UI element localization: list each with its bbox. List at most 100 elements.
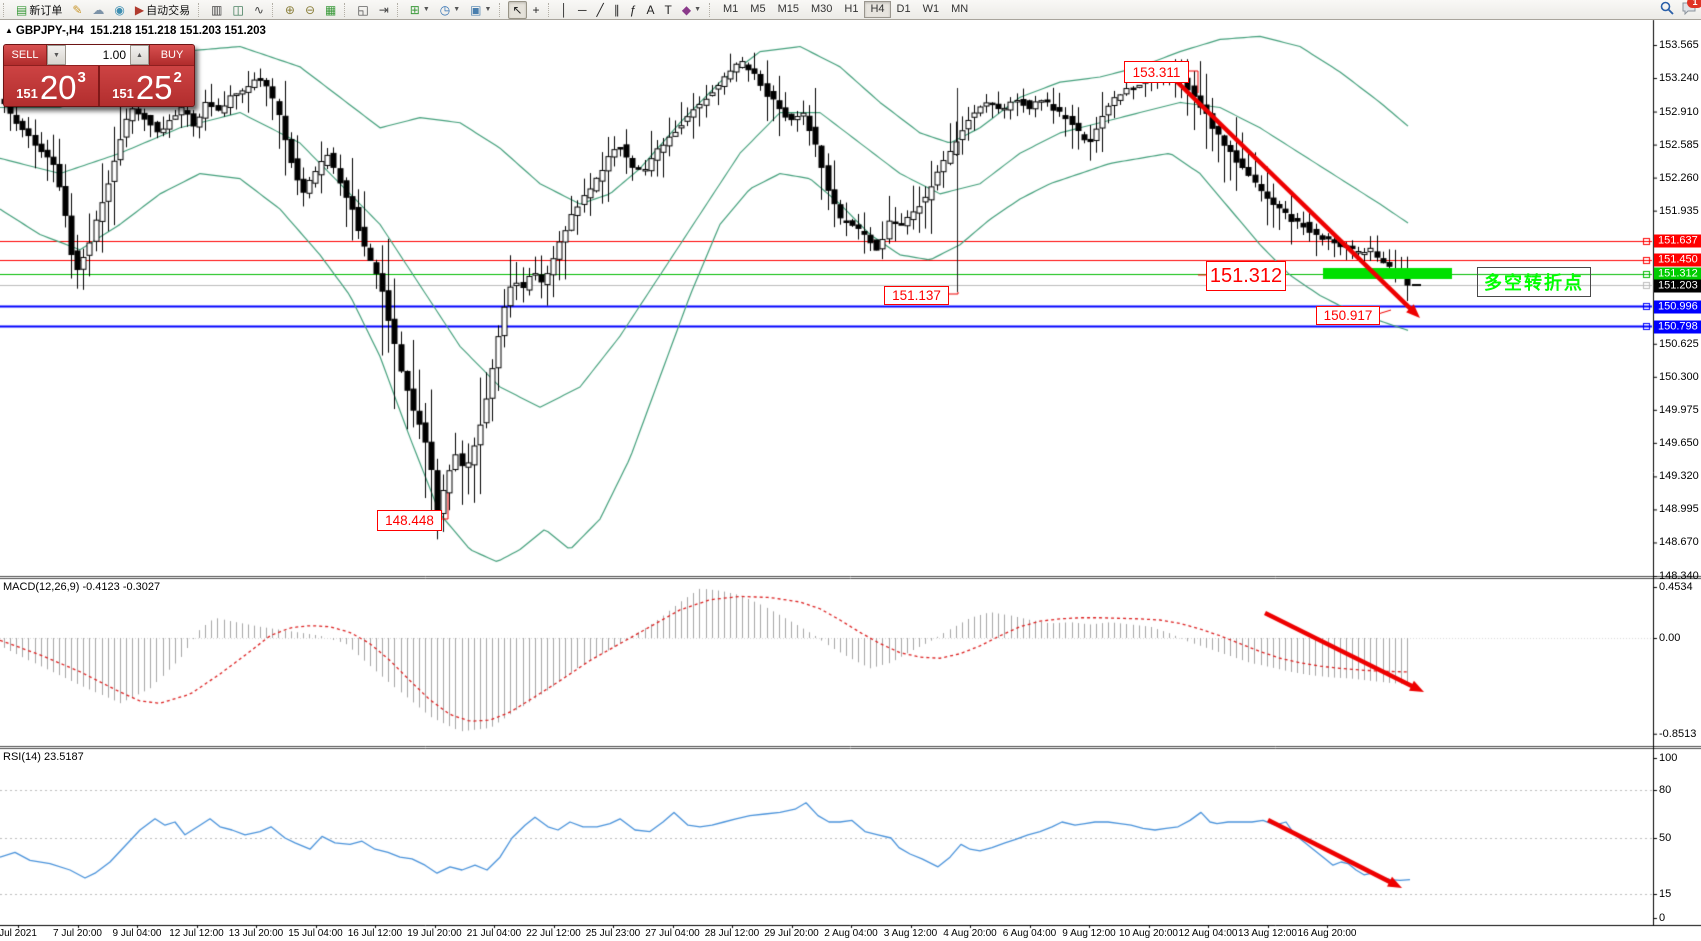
- price-axis-tick: 153.240: [1659, 72, 1699, 85]
- volume-up-button[interactable]: ▲: [130, 45, 149, 65]
- mql5-cloud-icon: ☁: [92, 2, 105, 17]
- candlestick-chart-button[interactable]: ◫: [228, 1, 247, 19]
- timeframe-h4[interactable]: H4: [864, 1, 891, 18]
- toolbar-separator: [709, 2, 714, 17]
- text-label-icon: T: [664, 2, 672, 17]
- timeframe-m1[interactable]: M1: [723, 3, 739, 15]
- new-order-button-label: 新订单: [29, 4, 63, 17]
- autotrading-button[interactable]: ▶ 自动交易: [131, 1, 194, 19]
- auto-arrange-button[interactable]: ◱: [353, 1, 372, 19]
- buy-price-pip: 2: [173, 69, 182, 86]
- line-chart-button[interactable]: ∿: [250, 1, 268, 19]
- chart-shift-button[interactable]: ⇥: [375, 1, 393, 19]
- rsi-axis-tick: 80: [1659, 784, 1672, 796]
- time-axis-label: 27 Jul 04:00: [645, 928, 700, 939]
- snapshot-dropdown[interactable]: ▣ ▼: [466, 1, 495, 19]
- price-axis-flag: 151.312: [1654, 267, 1701, 281]
- search-icon[interactable]: [1660, 1, 1674, 15]
- ohlc-values: 151.218 151.218 151.203 151.203: [90, 25, 266, 37]
- label-151312-big[interactable]: 151.312: [1206, 261, 1286, 291]
- volume-down-button[interactable]: ▼: [47, 45, 66, 65]
- sell-price-pip: 3: [77, 69, 86, 86]
- buy-price-button[interactable]: 151 25 2: [100, 66, 194, 106]
- label-151137[interactable]: 151.137: [884, 286, 949, 305]
- autotrading-button-label: 自动交易: [146, 4, 191, 17]
- cursor-button[interactable]: ↖: [508, 0, 527, 19]
- equidistant-channel-button[interactable]: ∥: [610, 1, 624, 19]
- signals-button[interactable]: ◉: [110, 1, 128, 19]
- symbol-info-line: ▲ GBPJPY-,H4 151.218 151.218 151.203 151.…: [5, 25, 266, 37]
- volume-input[interactable]: [66, 45, 130, 65]
- timeframe-m15[interactable]: M15: [777, 3, 799, 15]
- time-axis-label: 10 Aug 20:00: [1119, 928, 1178, 939]
- arrows-dropdown[interactable]: ◆ ▼: [678, 1, 705, 19]
- bar-chart-button[interactable]: ▥: [207, 1, 226, 19]
- timeframe-h1[interactable]: H1: [844, 3, 859, 15]
- vertical-line-button[interactable]: │: [557, 1, 573, 19]
- mql5-cloud-button[interactable]: ☁: [88, 1, 108, 19]
- horizontal-line-button[interactable]: ─: [574, 1, 591, 19]
- macd-axis-tick: -0.8513: [1659, 727, 1697, 740]
- one-click-trading-panel: SELL ▼ ▲ BUY 151 20 3 151 25 2: [3, 44, 195, 107]
- new-chart-icon: ⊞: [409, 2, 420, 17]
- time-axis-label: 16 Aug 20:00: [1297, 928, 1357, 939]
- price-axis-tick: 150.300: [1659, 370, 1699, 383]
- price-axis-flag: 151.637: [1654, 234, 1701, 248]
- zoom-in-button[interactable]: ⊕: [281, 1, 299, 19]
- zoom-out-button[interactable]: ⊖: [301, 1, 319, 19]
- line-chart-icon: ∿: [253, 2, 264, 17]
- time-axis-label: 12 Aug 04:00: [1178, 928, 1238, 939]
- crosshair-button[interactable]: +: [529, 1, 544, 19]
- timeframe-m5[interactable]: M5: [750, 3, 766, 15]
- price-axis-tick: 150.625: [1659, 337, 1699, 350]
- collapse-triangle-icon[interactable]: ▲: [5, 26, 13, 35]
- timeframe-m30[interactable]: M30: [810, 3, 833, 15]
- toolbar-separator: [396, 2, 402, 17]
- sell-price-main: 20: [39, 69, 77, 106]
- cursor-icon: ↖: [512, 2, 523, 17]
- new-chart-dropdown[interactable]: ⊞ ▼: [406, 1, 434, 19]
- label-turning-point[interactable]: 多空转折点: [1477, 267, 1591, 297]
- sell-price-button[interactable]: 151 20 3: [4, 66, 100, 106]
- text-icon: A: [646, 2, 655, 17]
- metaeditor-button[interactable]: ✎: [68, 1, 86, 19]
- time-axis-label: 9 Jul 04:00: [112, 928, 162, 939]
- rsi-axis-tick: 100: [1659, 752, 1678, 764]
- periods-dropdown[interactable]: ◷ ▼: [436, 1, 464, 19]
- timeframe-w1[interactable]: W1: [922, 3, 940, 15]
- time-axis-label: 29 Jul 20:00: [764, 928, 819, 939]
- timeframe-d1[interactable]: D1: [896, 3, 911, 15]
- text-button[interactable]: A: [642, 1, 658, 19]
- toolbar-separator: [3, 2, 8, 17]
- price-axis-tick: 149.975: [1659, 403, 1699, 416]
- sell-price-base: 151: [16, 86, 38, 101]
- timeframe-mn[interactable]: MN: [951, 3, 969, 15]
- auto-arrange-icon: ◱: [357, 2, 369, 17]
- arrows-icon: ◆: [681, 2, 692, 17]
- chevron-down-icon: ▼: [694, 6, 701, 13]
- label-148448[interactable]: 148.448: [377, 510, 442, 531]
- label-150917[interactable]: 150.917: [1316, 306, 1380, 325]
- price-axis-tick: 152.585: [1659, 138, 1699, 151]
- trendline-button[interactable]: ╱: [593, 1, 608, 19]
- price-axis-tick: 148.670: [1659, 536, 1699, 549]
- time-axis-label: 6 Aug 04:00: [1002, 928, 1057, 939]
- macd-axis-tick: 0.00: [1659, 632, 1681, 644]
- new-order-button[interactable]: ▤ 新订单: [12, 1, 66, 19]
- tile-windows-button[interactable]: ▦: [321, 1, 340, 19]
- label-153311[interactable]: 153.311: [1124, 61, 1189, 83]
- time-axis-label: 28 Jul 12:00: [704, 928, 760, 939]
- notifications-button[interactable]: 1: [1682, 0, 1701, 15]
- sell-button[interactable]: SELL: [4, 45, 47, 65]
- fibonacci-button[interactable]: ƒ: [626, 1, 641, 19]
- main-toolbar: ▤ 新订单 ✎ ☁ ◉ ▶ 自动交易 ▥ ◫ ∿ ⊕ ⊖ ▦ ◱ ⇥ ⊞ ▼ ◷ ▼ ▣ ▼ ↖ + │ ─ ╱ ∥ ƒ A T ◆ ▼ M1 M…: [0, 0, 1701, 20]
- toolbar-separator: [499, 2, 504, 17]
- chevron-down-icon: ▼: [484, 6, 492, 13]
- buy-button[interactable]: BUY: [149, 45, 194, 65]
- notification-badge: 1: [1687, 0, 1701, 8]
- zoom-in-icon: ⊕: [284, 2, 295, 17]
- text-label-button[interactable]: T: [660, 1, 675, 19]
- buy-price-base: 151: [112, 86, 134, 101]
+++
● Your goal
Set down every line of the listing above word for word, leaving out the picture.

● Worked answer
UI element localization: list each with its bbox. List at most 100 elements.
- price-axis-tick: 153.240: [1659, 72, 1699, 85]
- volume-up-button[interactable]: ▲: [130, 45, 149, 65]
- mql5-cloud-icon: ☁: [92, 2, 105, 17]
- candlestick-chart-button[interactable]: ◫: [228, 1, 247, 19]
- timeframe-h4[interactable]: H4: [864, 1, 891, 18]
- toolbar-separator: [709, 2, 714, 17]
- text-label-icon: T: [664, 2, 672, 17]
- timeframe-m1[interactable]: M1: [723, 3, 739, 15]
- new-order-button-label: 新订单: [29, 4, 63, 17]
- autotrading-button[interactable]: ▶ 自动交易: [131, 1, 194, 19]
- auto-arrange-button[interactable]: ◱: [353, 1, 372, 19]
- buy-price-pip: 2: [173, 69, 182, 86]
- line-chart-button[interactable]: ∿: [250, 1, 268, 19]
- chart-shift-button[interactable]: ⇥: [375, 1, 393, 19]
- rsi-axis-tick: 80: [1659, 784, 1672, 796]
- time-axis-label: 27 Jul 04:00: [645, 928, 700, 939]
- snapshot-dropdown[interactable]: ▣ ▼: [466, 1, 495, 19]
- price-axis-flag: 151.312: [1654, 267, 1701, 281]
- search-icon[interactable]: [1660, 1, 1674, 15]
- ohlc-values: 151.218 151.218 151.203 151.203: [90, 25, 266, 37]
- label-151312-big[interactable]: 151.312: [1206, 261, 1286, 291]
- volume-down-button[interactable]: ▼: [47, 45, 66, 65]
- sell-price-pip: 3: [77, 69, 86, 86]
- buy-price-button[interactable]: 151 25 2: [100, 66, 194, 106]
- label-151137[interactable]: 151.137: [884, 286, 949, 305]
- autotrading-button-label: 自动交易: [146, 4, 191, 17]
- cursor-button[interactable]: ↖: [508, 0, 527, 19]
- equidistant-channel-button[interactable]: ∥: [610, 1, 624, 19]
- signals-button[interactable]: ◉: [110, 1, 128, 19]
- symbol-info-line: ▲ GBPJPY-,H4 151.218 151.218 151.203 151.…: [5, 25, 266, 37]
- volume-input[interactable]: [66, 45, 130, 65]
- timeframe-m15[interactable]: M15: [777, 3, 799, 15]
- time-axis-label: 10 Aug 20:00: [1119, 928, 1178, 939]
- arrows-dropdown[interactable]: ◆ ▼: [678, 1, 705, 19]
- bar-chart-button[interactable]: ▥: [207, 1, 226, 19]
- timeframe-h1[interactable]: H1: [844, 3, 859, 15]
- vertical-line-button[interactable]: │: [557, 1, 573, 19]
- mql5-cloud-button[interactable]: ☁: [88, 1, 108, 19]
- horizontal-line-button[interactable]: ─: [574, 1, 591, 19]
- macd-axis-tick: -0.8513: [1659, 727, 1697, 740]
- one-click-trading-panel: SELL ▼ ▲ BUY 151 20 3 151 25 2: [3, 44, 195, 107]
- new-chart-icon: ⊞: [409, 2, 420, 17]
- time-axis-label: 16 Aug 20:00: [1297, 928, 1357, 939]
- price-axis-tick: 150.300: [1659, 370, 1699, 383]
- price-axis-flag: 151.637: [1654, 234, 1701, 248]
- zoom-in-button[interactable]: ⊕: [281, 1, 299, 19]
- zoom-out-button[interactable]: ⊖: [301, 1, 319, 19]
- line-chart-icon: ∿: [253, 2, 264, 17]
- time-axis-label: 12 Aug 04:00: [1178, 928, 1238, 939]
- crosshair-button[interactable]: +: [529, 1, 544, 19]
- timeframe-m5[interactable]: M5: [750, 3, 766, 15]
- price-axis-tick: 150.625: [1659, 337, 1699, 350]
- collapse-triangle-icon[interactable]: ▲: [5, 26, 13, 35]
- timeframe-m30[interactable]: M30: [810, 3, 833, 15]
- toolbar-separator: [396, 2, 402, 17]
- sell-price-main: 20: [39, 69, 77, 106]
- cursor-icon: ↖: [512, 2, 523, 17]
- new-chart-dropdown[interactable]: ⊞ ▼: [406, 1, 434, 19]
- label-turning-point[interactable]: 多空转折点: [1477, 267, 1591, 297]
- sell-price-button[interactable]: 151 20 3: [4, 66, 100, 106]
- text-icon: A: [646, 2, 655, 17]
- metaeditor-button[interactable]: ✎: [68, 1, 86, 19]
- time-axis-label: 9 Jul 04:00: [112, 928, 162, 939]
- rsi-axis-tick: 100: [1659, 752, 1678, 764]
- periods-dropdown[interactable]: ◷ ▼: [436, 1, 464, 19]
- timeframe-w1[interactable]: W1: [922, 3, 940, 15]
- time-axis-label: 29 Jul 20:00: [764, 928, 819, 939]
- timeframe-d1[interactable]: D1: [896, 3, 911, 15]
- text-button[interactable]: A: [642, 1, 658, 19]
- toolbar-separator: [3, 2, 8, 17]
- price-axis-tick: 149.975: [1659, 403, 1699, 416]
- sell-price-base: 151: [16, 86, 38, 101]
- timeframe-mn[interactable]: MN: [951, 3, 969, 15]
- auto-arrange-icon: ◱: [357, 2, 369, 17]
- arrows-icon: ◆: [681, 2, 692, 17]
- chevron-down-icon: ▼: [694, 6, 701, 13]
- label-148448[interactable]: 148.448: [377, 510, 442, 531]
- label-150917[interactable]: 150.917: [1316, 306, 1380, 325]
- price-axis-tick: 152.585: [1659, 138, 1699, 151]
- trendline-button[interactable]: ╱: [593, 1, 608, 19]
- price-axis-tick: 148.670: [1659, 536, 1699, 549]
- time-axis-label: 6 Aug 04:00: [1002, 928, 1057, 939]
- macd-axis-tick: 0.00: [1659, 632, 1681, 644]
- new-order-button[interactable]: ▤ 新订单: [12, 1, 66, 19]
- tile-windows-button[interactable]: ▦: [321, 1, 340, 19]
- label-153311[interactable]: 153.311: [1124, 61, 1189, 83]
- time-axis-label: 28 Jul 12:00: [704, 928, 760, 939]
- notifications-button[interactable]: 1: [1682, 0, 1701, 15]
- sell-button[interactable]: SELL: [4, 45, 47, 65]
- fibonacci-button[interactable]: ƒ: [626, 1, 641, 19]
- main-toolbar: ▤ 新订单 ✎ ☁ ◉ ▶ 自动交易 ▥ ◫ ∿ ⊕ ⊖ ▦ ◱ ⇥ ⊞ ▼ ◷ ▼ ▣ ▼ ↖ + │ ─ ╱ ∥ ƒ A T ◆ ▼ M1 M…: [0, 0, 1701, 20]
- toolbar-separator: [499, 2, 504, 17]
- chevron-down-icon: ▼: [484, 6, 492, 13]
- buy-button[interactable]: BUY: [149, 45, 194, 65]
- notification-badge: 1: [1687, 0, 1701, 8]
- zoom-in-icon: ⊕: [284, 2, 295, 17]
- text-label-button[interactable]: T: [660, 1, 675, 19]
- buy-price-base: 151: [112, 86, 134, 101]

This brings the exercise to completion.